(Task description): In the abstract on porcine aortic smooth muscle cells under cyclic stretching, what pattern did the smooth muscle cells align in when strain was applied?

(Passage for review):

Start of Block

Response of porcine aortic smooth muscle cells to cyclic tensional deformation in culture

The vascular wall is continuously subjected to pulsatile hydrostatic pressures. However, most studies of smooth muscle cells (SMC) are done under static tissue culture conditions. We have utilized a flexible-bottom culture plate and applied cyclic tensional deformation to cultured SMC. Recent studies have shown that endothelial cells (EC) proliferate but remain randomly oriented when subjected to a force regimen of 3 cycle/min of up to 24% elongation. The current experiments were performed to study the effects of a similar force regimen on SMC. Porcine SMC were seeded at 200,000 cells/35-mm 2 well and permitted to adhere for 24 hr. After 24 hr, the plates were placed on a vacuum-operated stress-providing unit that exerted a 24% elongation on the culture plate substratum at maximum downward deflection of the plate bottom. The stretched cells ( n = 6 wells/day) were subjected to cycles of 10 sec of 24% elongation and 10 sec of relaxation for 7 days. The control cells ( n = 6 wells/day) were subjected to similar incubations as the control group but without cyclic deformation. Media were changed every 24 hr. [ 3H]Thymidine (THY), a precursor for DNA synthesis, was added (2 μCi/well) to plates 24 hr prior to harvesting. On Days 0, 1, 3, 5, and 7 cells were counted and analyzed for THY incorporation. While previous results indicate that pulsatile stretching stimulates EC, the present study indicates that a similar regimen of stress inhibits SMC proliferation. THY incorporation into SMC paralleled the observed changes in cell count. Morphologically, SMC aligned in an annular pattern in response to applied strain, whereas EC maintained a random orientation. We conclude that pulsatile stretching alters the behavior of cells in culture and has opposite effects on EC and SMC.

End of Block

(Data for review):
Start of Block

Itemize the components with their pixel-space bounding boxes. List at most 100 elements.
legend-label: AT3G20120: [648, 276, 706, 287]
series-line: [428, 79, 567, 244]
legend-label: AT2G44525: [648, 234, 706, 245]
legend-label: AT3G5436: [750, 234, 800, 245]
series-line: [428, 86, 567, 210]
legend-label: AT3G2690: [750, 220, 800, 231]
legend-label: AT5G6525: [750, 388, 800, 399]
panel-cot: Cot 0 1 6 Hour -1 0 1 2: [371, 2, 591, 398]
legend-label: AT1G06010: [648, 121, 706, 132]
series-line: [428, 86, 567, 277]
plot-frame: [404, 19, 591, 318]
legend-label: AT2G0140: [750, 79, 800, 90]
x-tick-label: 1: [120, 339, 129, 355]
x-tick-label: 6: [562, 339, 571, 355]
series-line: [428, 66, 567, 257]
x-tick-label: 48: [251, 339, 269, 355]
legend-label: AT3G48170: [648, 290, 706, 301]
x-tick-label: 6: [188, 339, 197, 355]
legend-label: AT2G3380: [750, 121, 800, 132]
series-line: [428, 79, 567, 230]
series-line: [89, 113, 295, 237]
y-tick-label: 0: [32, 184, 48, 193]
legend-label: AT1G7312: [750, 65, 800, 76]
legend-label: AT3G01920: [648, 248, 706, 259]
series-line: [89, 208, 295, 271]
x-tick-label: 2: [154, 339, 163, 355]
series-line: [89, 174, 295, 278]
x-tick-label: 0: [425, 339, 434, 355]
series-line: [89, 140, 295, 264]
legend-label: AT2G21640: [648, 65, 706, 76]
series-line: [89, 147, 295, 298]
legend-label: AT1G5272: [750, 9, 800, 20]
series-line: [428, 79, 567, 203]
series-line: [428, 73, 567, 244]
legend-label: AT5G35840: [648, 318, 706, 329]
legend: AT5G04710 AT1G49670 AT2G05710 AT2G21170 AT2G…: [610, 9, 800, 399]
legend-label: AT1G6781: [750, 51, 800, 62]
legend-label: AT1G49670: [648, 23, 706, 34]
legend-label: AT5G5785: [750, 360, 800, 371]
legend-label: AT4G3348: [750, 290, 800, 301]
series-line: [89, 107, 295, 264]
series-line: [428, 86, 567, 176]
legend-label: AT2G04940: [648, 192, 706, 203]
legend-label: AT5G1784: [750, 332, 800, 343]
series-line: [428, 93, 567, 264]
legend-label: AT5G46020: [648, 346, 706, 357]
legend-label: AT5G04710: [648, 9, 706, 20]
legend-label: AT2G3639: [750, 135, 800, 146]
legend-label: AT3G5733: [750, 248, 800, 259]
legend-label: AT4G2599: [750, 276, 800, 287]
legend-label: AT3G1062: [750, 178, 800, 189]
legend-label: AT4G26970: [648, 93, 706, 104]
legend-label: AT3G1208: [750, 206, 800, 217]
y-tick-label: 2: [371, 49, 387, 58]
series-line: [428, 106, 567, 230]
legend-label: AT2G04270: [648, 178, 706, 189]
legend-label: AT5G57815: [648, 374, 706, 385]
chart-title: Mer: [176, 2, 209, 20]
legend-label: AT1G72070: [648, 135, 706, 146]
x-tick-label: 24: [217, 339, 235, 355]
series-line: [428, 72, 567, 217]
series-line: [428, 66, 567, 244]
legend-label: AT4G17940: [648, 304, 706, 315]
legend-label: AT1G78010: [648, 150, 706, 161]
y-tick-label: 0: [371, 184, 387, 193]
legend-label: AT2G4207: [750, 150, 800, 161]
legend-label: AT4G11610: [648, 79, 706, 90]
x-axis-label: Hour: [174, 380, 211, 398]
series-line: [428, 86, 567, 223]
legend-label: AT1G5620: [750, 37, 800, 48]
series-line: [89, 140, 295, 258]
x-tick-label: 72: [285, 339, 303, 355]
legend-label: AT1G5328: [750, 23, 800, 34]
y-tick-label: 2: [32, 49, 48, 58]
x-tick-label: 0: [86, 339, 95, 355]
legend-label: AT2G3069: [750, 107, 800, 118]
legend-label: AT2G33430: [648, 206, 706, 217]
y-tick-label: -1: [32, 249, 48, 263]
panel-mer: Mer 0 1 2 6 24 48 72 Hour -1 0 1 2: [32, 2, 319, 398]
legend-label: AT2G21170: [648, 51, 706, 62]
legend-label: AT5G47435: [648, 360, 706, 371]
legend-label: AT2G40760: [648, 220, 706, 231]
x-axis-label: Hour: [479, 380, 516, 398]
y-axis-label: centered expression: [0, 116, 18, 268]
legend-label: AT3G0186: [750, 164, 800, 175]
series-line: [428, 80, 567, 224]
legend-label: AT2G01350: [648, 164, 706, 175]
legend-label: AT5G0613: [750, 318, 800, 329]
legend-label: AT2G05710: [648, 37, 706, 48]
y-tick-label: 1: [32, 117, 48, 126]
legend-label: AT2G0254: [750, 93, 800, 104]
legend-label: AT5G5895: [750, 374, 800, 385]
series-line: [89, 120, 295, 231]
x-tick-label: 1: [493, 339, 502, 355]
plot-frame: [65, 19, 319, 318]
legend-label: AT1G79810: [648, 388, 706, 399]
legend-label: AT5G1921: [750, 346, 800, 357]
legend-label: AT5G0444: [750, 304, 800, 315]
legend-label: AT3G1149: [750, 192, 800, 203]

End of Block

(Answer box): An annular pattern.